**What to work on**
Repeat, line for line, the entries printed below.

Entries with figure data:
_ _ _ _ _ _ _

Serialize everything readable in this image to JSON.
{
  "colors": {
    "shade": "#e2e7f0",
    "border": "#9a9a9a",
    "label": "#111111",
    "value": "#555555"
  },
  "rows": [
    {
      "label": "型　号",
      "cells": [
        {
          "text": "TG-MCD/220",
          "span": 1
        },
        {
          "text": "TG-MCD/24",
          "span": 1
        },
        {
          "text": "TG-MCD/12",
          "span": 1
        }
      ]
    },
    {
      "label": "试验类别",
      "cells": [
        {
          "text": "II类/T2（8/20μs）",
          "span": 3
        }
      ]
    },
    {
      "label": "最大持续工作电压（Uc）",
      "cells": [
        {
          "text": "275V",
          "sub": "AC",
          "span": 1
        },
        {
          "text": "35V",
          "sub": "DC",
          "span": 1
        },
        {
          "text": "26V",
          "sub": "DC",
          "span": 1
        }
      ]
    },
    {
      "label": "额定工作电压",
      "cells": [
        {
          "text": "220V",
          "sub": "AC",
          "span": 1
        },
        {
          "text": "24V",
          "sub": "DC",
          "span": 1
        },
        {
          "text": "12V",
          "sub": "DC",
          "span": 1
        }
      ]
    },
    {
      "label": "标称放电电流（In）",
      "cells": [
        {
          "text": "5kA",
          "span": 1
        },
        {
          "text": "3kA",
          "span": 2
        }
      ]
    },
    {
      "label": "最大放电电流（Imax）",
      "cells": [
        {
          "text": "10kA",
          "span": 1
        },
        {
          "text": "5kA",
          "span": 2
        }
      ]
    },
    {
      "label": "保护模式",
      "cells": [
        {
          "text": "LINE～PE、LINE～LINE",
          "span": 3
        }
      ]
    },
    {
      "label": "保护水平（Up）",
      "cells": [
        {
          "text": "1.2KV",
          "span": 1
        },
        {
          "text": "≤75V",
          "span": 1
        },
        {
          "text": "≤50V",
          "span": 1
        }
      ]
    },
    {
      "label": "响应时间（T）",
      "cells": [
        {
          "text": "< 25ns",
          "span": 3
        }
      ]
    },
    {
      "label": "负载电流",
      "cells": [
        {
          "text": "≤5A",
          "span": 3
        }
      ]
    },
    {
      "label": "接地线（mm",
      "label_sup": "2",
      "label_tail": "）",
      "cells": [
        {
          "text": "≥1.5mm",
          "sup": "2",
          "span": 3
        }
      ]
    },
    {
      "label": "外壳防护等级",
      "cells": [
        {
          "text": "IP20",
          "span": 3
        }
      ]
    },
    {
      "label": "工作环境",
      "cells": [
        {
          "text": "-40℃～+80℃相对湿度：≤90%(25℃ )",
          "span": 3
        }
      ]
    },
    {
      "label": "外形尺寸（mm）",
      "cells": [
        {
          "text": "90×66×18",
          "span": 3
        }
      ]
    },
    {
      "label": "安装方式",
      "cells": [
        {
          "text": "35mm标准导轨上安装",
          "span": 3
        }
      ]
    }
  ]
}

_ _ _ _ _ _ _

**Full response**
Serialize everything readable in this image to JSON.
{
  "colors": {
    "shade": "#e2e7f0",
    "border": "#9a9a9a",
    "label": "#111111",
    "value": "#555555"
  },
  "rows": [
    {
      "label": "型　号",
      "cells": [
        {
          "text": "TG-MCD/220",
          "span": 1
        },
        {
          "text": "TG-MCD/24",
          "span": 1
        },
        {
          "text": "TG-MCD/12",
          "span": 1
        }
      ]
    },
    {
      "label": "试验类别",
      "cells": [
        {
          "text": "II类/T2（8/20μs）",
          "span": 3
        }
      ]
    },
    {
      "label": "最大持续工作电压（Uc）",
      "cells": [
        {
          "text": "275V",
          "sub": "AC",
          "span": 1
        },
        {
          "text": "35V",
          "sub": "DC",
          "span": 1
        },
        {
          "text": "26V",
          "sub": "DC",
          "span": 1
        }
      ]
    },
    {
      "label": "额定工作电压",
      "cells": [
        {
          "text": "220V",
          "sub": "AC",
          "span": 1
        },
        {
          "text": "24V",
          "sub": "DC",
          "span": 1
        },
        {
          "text": "12V",
          "sub": "DC",
          "span": 1
        }
      ]
    },
    {
      "label": "标称放电电流（In）",
      "cells": [
        {
          "text": "5kA",
          "span": 1
        },
        {
          "text": "3kA",
          "span": 2
        }
      ]
    },
    {
      "label": "最大放电电流（Imax）",
      "cells": [
        {
          "text": "10kA",
          "span": 1
        },
        {
          "text": "5kA",
          "span": 2
        }
      ]
    },
    {
      "label": "保护模式",
      "cells": [
        {
          "text": "LINE～PE、LINE～LINE",
          "span": 3
        }
      ]
    },
    {
      "label": "保护水平（Up）",
      "cells": [
        {
          "text": "1.2KV",
          "span": 1
        },
        {
          "text": "≤75V",
          "span": 1
        },
        {
          "text": "≤50V",
          "span": 1
        }
      ]
    },
    {
      "label": "响应时间（T）",
      "cells": [
        {
          "text": "< 25ns",
          "span": 3
        }
      ]
    },
    {
      "label": "负载电流",
      "cells": [
        {
          "text": "≤5A",
          "span": 3
        }
      ]
    },
    {
      "label": "接地线（mm",
      "label_sup": "2",
      "label_tail": "）",
      "cells": [
        {
          "text": "≥1.5mm",
          "sup": "2",
          "span": 3
        }
      ]
    },
    {
      "label": "外壳防护等级",
      "cells": [
        {
          "text": "IP20",
          "span": 3
        }
      ]
    },
    {
      "label": "工作环境",
      "cells": [
        {
          "text": "-40℃～+80℃相对湿度：≤90%(25℃ )",
          "span": 3
        }
      ]
    },
    {
      "label": "外形尺寸（mm）",
      "cells": [
        {
          "text": "90×66×18",
          "span": 3
        }
      ]
    },
    {
      "label": "安装方式",
      "cells": [
        {
          "text": "35mm标准导轨上安装",
          "span": 3
        }
      ]
    }
  ]
}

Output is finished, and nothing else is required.